Input data >>
■ ■ ■ ■ ■ ■ ■
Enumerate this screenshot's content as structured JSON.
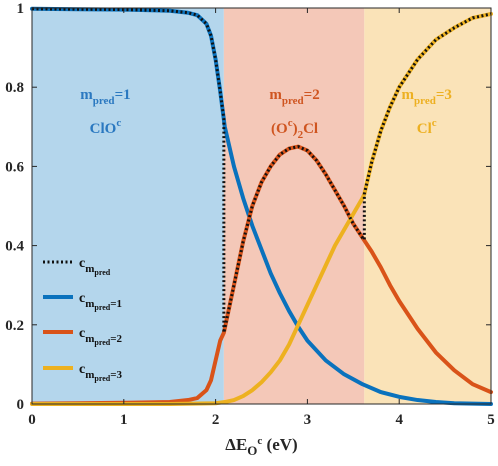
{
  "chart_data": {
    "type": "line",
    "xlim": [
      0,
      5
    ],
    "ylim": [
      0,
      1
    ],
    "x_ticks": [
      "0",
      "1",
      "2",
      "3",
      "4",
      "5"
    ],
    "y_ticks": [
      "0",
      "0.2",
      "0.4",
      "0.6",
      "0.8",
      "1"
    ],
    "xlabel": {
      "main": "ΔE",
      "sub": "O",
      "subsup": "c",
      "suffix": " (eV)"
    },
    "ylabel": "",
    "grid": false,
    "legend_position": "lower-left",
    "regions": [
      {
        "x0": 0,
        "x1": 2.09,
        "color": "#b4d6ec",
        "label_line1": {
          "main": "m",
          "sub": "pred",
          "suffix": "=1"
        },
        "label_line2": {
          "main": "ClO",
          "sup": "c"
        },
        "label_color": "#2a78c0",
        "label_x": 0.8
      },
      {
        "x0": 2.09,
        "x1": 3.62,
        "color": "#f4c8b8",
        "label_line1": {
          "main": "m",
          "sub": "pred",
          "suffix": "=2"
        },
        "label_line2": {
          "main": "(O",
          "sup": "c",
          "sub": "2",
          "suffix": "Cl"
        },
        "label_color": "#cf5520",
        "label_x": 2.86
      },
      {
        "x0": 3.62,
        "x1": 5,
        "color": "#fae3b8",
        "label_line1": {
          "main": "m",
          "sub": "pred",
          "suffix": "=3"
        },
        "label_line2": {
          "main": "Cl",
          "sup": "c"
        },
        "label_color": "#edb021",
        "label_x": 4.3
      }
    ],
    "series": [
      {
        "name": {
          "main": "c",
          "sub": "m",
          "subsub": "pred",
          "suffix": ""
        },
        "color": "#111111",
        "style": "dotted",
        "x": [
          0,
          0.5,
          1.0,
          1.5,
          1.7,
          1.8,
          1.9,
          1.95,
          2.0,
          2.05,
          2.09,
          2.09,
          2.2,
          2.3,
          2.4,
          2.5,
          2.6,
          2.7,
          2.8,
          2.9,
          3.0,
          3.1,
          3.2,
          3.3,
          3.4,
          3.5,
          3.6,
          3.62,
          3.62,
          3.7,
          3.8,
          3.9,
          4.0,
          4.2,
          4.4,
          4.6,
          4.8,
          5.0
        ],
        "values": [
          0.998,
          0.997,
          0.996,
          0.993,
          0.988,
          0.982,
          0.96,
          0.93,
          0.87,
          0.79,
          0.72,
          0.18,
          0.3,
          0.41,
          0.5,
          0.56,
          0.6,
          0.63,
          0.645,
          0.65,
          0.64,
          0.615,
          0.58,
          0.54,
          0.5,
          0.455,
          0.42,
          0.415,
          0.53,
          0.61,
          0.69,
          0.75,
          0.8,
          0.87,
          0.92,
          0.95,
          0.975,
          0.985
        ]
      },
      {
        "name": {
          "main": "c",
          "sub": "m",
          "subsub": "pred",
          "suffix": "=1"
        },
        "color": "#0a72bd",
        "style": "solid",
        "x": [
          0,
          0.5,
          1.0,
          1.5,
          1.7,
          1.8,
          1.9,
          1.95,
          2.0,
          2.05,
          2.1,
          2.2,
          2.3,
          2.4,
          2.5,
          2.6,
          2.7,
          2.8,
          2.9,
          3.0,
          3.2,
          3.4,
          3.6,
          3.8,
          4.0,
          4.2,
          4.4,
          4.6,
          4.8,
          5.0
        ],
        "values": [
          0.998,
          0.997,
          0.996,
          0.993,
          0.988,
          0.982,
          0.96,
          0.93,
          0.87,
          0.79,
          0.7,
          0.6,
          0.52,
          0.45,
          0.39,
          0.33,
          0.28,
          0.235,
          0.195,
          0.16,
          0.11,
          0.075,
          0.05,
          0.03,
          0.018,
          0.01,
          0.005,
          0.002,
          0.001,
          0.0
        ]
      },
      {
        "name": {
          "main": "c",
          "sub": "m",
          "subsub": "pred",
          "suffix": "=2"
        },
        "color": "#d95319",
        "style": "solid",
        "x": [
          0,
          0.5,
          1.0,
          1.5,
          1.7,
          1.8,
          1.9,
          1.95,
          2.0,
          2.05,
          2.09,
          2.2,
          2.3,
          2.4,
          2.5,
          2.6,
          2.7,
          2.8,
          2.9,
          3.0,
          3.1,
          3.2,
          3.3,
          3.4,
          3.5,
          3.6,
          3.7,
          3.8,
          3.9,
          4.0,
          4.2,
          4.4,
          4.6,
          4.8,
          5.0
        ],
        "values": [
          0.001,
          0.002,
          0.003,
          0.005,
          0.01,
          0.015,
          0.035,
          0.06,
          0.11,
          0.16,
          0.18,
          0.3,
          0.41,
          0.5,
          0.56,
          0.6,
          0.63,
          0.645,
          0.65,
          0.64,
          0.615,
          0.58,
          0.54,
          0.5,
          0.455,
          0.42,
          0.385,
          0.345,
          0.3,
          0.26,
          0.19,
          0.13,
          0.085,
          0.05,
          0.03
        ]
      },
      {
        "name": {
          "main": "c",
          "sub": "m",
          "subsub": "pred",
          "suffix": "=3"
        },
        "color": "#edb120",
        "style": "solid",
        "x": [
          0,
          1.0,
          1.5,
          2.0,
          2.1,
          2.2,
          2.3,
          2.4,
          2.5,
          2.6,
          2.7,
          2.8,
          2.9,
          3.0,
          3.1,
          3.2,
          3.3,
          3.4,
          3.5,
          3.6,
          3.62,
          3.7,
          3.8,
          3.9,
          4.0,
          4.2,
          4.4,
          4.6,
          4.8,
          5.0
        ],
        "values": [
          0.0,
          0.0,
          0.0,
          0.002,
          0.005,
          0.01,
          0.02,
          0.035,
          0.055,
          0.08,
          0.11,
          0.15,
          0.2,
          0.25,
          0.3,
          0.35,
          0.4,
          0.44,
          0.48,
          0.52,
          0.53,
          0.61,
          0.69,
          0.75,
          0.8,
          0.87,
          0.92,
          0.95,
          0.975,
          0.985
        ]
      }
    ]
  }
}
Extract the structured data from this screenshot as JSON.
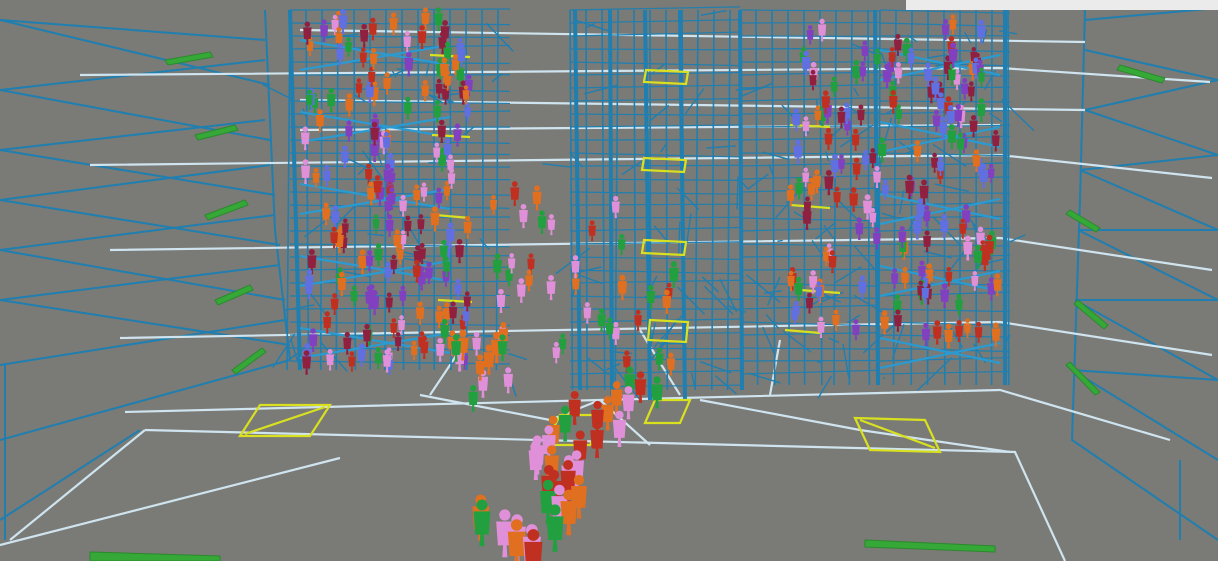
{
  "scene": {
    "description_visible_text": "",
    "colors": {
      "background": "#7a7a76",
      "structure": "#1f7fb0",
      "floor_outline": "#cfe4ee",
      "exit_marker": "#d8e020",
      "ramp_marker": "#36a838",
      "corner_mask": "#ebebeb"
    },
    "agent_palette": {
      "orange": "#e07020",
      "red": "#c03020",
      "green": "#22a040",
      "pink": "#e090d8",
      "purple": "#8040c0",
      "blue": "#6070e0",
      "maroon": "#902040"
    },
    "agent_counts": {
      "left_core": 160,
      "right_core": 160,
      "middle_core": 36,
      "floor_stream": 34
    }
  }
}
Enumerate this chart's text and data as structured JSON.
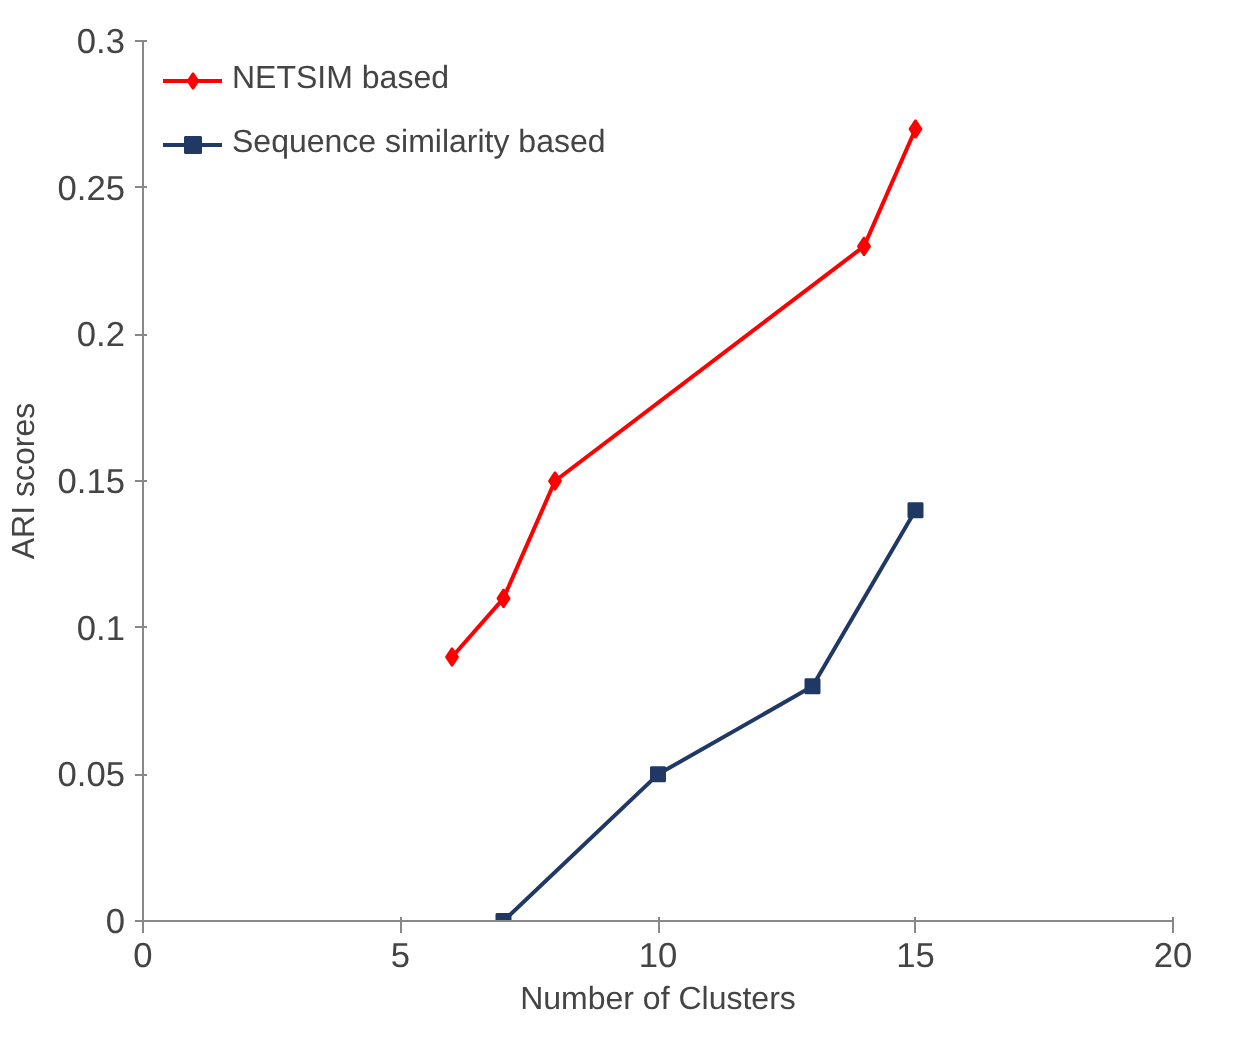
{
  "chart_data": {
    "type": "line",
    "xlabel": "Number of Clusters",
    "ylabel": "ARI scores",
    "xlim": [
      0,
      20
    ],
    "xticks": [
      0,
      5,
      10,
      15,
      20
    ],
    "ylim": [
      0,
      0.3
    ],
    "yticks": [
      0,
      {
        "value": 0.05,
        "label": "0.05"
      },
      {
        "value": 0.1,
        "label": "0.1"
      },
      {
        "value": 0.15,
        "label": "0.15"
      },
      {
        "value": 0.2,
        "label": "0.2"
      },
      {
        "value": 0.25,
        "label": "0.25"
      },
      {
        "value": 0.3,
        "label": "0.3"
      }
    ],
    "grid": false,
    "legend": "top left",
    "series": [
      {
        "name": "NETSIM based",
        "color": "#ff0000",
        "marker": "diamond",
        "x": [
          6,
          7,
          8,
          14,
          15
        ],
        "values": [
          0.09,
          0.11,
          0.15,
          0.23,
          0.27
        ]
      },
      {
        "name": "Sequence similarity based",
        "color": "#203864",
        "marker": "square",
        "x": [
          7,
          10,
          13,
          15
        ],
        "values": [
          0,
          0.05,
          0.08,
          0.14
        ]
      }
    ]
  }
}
■ ■ ■ ■ ■ ■ ■
Your instructions >> Where a line of the data holds "this", show that line.

The solution >>
Enumerate this screenshot's content as structured JSON.
Extract the structured data from this screenshot as JSON.
Enumerate this chart's text and data as structured JSON.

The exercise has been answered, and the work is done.